EXCERPTED RECORDS –
————
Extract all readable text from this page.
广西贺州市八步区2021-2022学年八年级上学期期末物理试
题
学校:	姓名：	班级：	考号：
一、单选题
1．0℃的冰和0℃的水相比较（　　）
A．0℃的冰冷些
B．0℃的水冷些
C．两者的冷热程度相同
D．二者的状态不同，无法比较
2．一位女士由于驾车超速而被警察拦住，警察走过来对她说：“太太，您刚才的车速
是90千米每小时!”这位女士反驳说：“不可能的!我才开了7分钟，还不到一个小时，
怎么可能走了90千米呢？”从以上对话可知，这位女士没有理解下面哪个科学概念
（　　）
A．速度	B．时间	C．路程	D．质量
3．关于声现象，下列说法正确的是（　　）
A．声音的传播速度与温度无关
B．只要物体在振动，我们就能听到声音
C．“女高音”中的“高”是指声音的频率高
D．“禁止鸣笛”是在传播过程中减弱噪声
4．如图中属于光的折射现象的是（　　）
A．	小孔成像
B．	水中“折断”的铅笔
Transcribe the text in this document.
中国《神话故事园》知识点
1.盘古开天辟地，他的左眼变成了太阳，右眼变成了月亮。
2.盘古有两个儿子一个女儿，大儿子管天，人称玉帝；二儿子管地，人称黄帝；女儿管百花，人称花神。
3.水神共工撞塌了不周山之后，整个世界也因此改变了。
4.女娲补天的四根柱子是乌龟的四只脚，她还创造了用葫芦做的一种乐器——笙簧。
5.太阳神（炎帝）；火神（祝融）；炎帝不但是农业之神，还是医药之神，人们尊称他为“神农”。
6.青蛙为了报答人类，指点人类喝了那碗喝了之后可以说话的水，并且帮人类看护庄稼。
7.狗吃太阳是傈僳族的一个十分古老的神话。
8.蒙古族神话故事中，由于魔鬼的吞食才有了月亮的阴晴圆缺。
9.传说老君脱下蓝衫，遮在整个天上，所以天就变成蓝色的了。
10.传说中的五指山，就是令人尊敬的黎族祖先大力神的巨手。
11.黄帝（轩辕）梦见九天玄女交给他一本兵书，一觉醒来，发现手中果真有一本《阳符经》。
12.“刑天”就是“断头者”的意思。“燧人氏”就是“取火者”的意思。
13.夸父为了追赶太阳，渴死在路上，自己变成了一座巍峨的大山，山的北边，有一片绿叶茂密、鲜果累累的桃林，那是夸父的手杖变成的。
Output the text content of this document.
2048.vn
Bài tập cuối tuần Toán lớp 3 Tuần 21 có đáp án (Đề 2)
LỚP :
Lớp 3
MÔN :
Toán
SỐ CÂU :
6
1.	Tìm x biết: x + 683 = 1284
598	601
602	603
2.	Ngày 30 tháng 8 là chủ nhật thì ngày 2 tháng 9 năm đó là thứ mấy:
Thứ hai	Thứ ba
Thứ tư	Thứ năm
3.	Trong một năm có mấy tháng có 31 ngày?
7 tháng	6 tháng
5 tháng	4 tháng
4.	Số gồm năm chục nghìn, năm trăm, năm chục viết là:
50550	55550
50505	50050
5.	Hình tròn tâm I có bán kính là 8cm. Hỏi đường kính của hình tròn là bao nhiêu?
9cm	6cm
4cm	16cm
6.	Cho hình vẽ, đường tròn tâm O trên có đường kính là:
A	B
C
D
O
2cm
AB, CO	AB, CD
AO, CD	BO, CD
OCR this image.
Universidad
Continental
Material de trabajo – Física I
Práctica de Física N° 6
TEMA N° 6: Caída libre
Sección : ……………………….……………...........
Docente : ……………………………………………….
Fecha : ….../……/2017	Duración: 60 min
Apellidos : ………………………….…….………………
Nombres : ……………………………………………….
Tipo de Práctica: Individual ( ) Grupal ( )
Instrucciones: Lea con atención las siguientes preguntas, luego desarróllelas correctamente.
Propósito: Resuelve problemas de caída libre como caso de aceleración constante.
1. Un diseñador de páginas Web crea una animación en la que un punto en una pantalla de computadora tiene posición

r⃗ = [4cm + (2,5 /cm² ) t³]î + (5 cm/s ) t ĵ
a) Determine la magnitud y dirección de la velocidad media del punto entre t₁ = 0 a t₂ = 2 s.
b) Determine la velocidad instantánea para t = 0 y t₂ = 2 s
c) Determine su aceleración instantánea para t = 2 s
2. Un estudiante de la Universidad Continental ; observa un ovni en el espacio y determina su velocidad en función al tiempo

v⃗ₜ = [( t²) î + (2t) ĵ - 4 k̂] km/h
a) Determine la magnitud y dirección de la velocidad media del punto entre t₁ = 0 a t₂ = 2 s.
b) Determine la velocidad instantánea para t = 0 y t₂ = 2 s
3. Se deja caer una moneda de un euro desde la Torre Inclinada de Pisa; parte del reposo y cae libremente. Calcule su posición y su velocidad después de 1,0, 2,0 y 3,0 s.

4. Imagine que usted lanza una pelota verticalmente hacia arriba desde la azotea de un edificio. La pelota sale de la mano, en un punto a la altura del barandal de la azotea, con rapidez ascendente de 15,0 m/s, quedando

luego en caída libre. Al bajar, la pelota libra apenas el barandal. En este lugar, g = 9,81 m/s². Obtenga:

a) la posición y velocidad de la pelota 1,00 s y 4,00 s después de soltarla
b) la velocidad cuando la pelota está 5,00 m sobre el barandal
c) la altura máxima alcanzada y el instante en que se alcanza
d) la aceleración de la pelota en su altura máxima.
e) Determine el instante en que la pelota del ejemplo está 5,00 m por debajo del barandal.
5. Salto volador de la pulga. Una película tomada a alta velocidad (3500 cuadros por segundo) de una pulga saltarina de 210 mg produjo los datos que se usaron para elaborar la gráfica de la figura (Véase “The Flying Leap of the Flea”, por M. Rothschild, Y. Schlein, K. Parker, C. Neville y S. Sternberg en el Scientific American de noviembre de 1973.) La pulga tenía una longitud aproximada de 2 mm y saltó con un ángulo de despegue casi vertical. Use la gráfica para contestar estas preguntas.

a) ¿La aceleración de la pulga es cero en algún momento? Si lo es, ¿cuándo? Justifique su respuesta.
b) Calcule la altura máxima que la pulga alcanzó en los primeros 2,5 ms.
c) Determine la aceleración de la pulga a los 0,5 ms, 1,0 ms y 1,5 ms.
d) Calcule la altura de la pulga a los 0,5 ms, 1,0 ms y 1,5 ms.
————
EXERCISE OBJECTIVE – Your task is to repeat the data exactly, with nothing left out.

FULL RESPONSE –
Extract all readable text from this page.
广西贺州市八步区2021-2022学年八年级上学期期末物理试
题
学校:	姓名：	班级：	考号：
一、单选题
1．0℃的冰和0℃的水相比较（　　）
A．0℃的冰冷些
B．0℃的水冷些
C．两者的冷热程度相同
D．二者的状态不同，无法比较
2．一位女士由于驾车超速而被警察拦住，警察走过来对她说：“太太，您刚才的车速
是90千米每小时!”这位女士反驳说：“不可能的!我才开了7分钟，还不到一个小时，
怎么可能走了90千米呢？”从以上对话可知，这位女士没有理解下面哪个科学概念
（　　）
A．速度	B．时间	C．路程	D．质量
3．关于声现象，下列说法正确的是（　　）
A．声音的传播速度与温度无关
B．只要物体在振动，我们就能听到声音
C．“女高音”中的“高”是指声音的频率高
D．“禁止鸣笛”是在传播过程中减弱噪声
4．如图中属于光的折射现象的是（　　）
A．	小孔成像
B．	水中“折断”的铅笔
Transcribe the text in this document.
中国《神话故事园》知识点
1.盘古开天辟地，他的左眼变成了太阳，右眼变成了月亮。
2.盘古有两个儿子一个女儿，大儿子管天，人称玉帝；二儿子管地，人称黄帝；女儿管百花，人称花神。
3.水神共工撞塌了不周山之后，整个世界也因此改变了。
4.女娲补天的四根柱子是乌龟的四只脚，她还创造了用葫芦做的一种乐器——笙簧。
5.太阳神（炎帝）；火神（祝融）；炎帝不但是农业之神，还是医药之神，人们尊称他为“神农”。
6.青蛙为了报答人类，指点人类喝了那碗喝了之后可以说话的水，并且帮人类看护庄稼。
7.狗吃太阳是傈僳族的一个十分古老的神话。
8.蒙古族神话故事中，由于魔鬼的吞食才有了月亮的阴晴圆缺。
9.传说老君脱下蓝衫，遮在整个天上，所以天就变成蓝色的了。
10.传说中的五指山，就是令人尊敬的黎族祖先大力神的巨手。
11.黄帝（轩辕）梦见九天玄女交给他一本兵书，一觉醒来，发现手中果真有一本《阳符经》。
12.“刑天”就是“断头者”的意思。“燧人氏”就是“取火者”的意思。
13.夸父为了追赶太阳，渴死在路上，自己变成了一座巍峨的大山，山的北边，有一片绿叶茂密、鲜果累累的桃林，那是夸父的手杖变成的。
Output the text content of this document.
2048.vn
Bài tập cuối tuần Toán lớp 3 Tuần 21 có đáp án (Đề 2)
LỚP :
Lớp 3
MÔN :
Toán
SỐ CÂU :
6
1.	Tìm x biết: x + 683 = 1284
598	601
602	603
2.	Ngày 30 tháng 8 là chủ nhật thì ngày 2 tháng 9 năm đó là thứ mấy:
Thứ hai	Thứ ba
Thứ tư	Thứ năm
3.	Trong một năm có mấy tháng có 31 ngày?
7 tháng	6 tháng
5 tháng	4 tháng
4.	Số gồm năm chục nghìn, năm trăm, năm chục viết là:
50550	55550
50505	50050
5.	Hình tròn tâm I có bán kính là 8cm. Hỏi đường kính của hình tròn là bao nhiêu?
9cm	6cm
4cm	16cm
6.	Cho hình vẽ, đường tròn tâm O trên có đường kính là:
A	B
C
D
O
2cm
AB, CO	AB, CD
AO, CD	BO, CD
OCR this image.
Universidad
Continental
Material de trabajo – Física I
Práctica de Física N° 6
TEMA N° 6: Caída libre
Sección : ……………………….……………...........
Docente : ……………………………………………….
Fecha : ….../……/2017	Duración: 60 min
Apellidos : ………………………….…….………………
Nombres : ……………………………………………….
Tipo de Práctica: Individual ( ) Grupal ( )
Instrucciones: Lea con atención las siguientes preguntas, luego desarróllelas correctamente.
Propósito: Resuelve problemas de caída libre como caso de aceleración constante.
1. Un diseñador de páginas Web crea una animación en la que un punto en una pantalla de computadora tiene posición

r⃗ = [4cm + (2,5 /cm² ) t³]î + (5 cm/s ) t ĵ
a) Determine la magnitud y dirección de la velocidad media del punto entre t₁ = 0 a t₂ = 2 s.
b) Determine la velocidad instantánea para t = 0 y t₂ = 2 s
c) Determine su aceleración instantánea para t = 2 s
2. Un estudiante de la Universidad Continental ; observa un ovni en el espacio y determina su velocidad en función al tiempo

v⃗ₜ = [( t²) î + (2t) ĵ - 4 k̂] km/h
a) Determine la magnitud y dirección de la velocidad media del punto entre t₁ = 0 a t₂ = 2 s.
b) Determine la velocidad instantánea para t = 0 y t₂ = 2 s
3. Se deja caer una moneda de un euro desde la Torre Inclinada de Pisa; parte del reposo y cae libremente. Calcule su posición y su velocidad después de 1,0, 2,0 y 3,0 s.

4. Imagine que usted lanza una pelota verticalmente hacia arriba desde la azotea de un edificio. La pelota sale de la mano, en un punto a la altura del barandal de la azotea, con rapidez ascendente de 15,0 m/s, quedando

luego en caída libre. Al bajar, la pelota libra apenas el barandal. En este lugar, g = 9,81 m/s². Obtenga:

a) la posición y velocidad de la pelota 1,00 s y 4,00 s después de soltarla
b) la velocidad cuando la pelota está 5,00 m sobre el barandal
c) la altura máxima alcanzada y el instante en que se alcanza
d) la aceleración de la pelota en su altura máxima.
e) Determine el instante en que la pelota del ejemplo está 5,00 m por debajo del barandal.
5. Salto volador de la pulga. Una película tomada a alta velocidad (3500 cuadros por segundo) de una pulga saltarina de 210 mg produjo los datos que se usaron para elaborar la gráfica de la figura (Véase “The Flying Leap of the Flea”, por M. Rothschild, Y. Schlein, K. Parker, C. Neville y S. Sternberg en el Scientific American de noviembre de 1973.) La pulga tenía una longitud aproximada de 2 mm y saltó con un ángulo de despegue casi vertical. Use la gráfica para contestar estas preguntas.

a) ¿La aceleración de la pulga es cero en algún momento? Si lo es, ¿cuándo? Justifique su respuesta.
b) Calcule la altura máxima que la pulga alcanzó en los primeros 2,5 ms.
c) Determine la aceleración de la pulga a los 0,5 ms, 1,0 ms y 1,5 ms.
d) Calcule la altura de la pulga a los 0,5 ms, 1,0 ms y 1,5 ms.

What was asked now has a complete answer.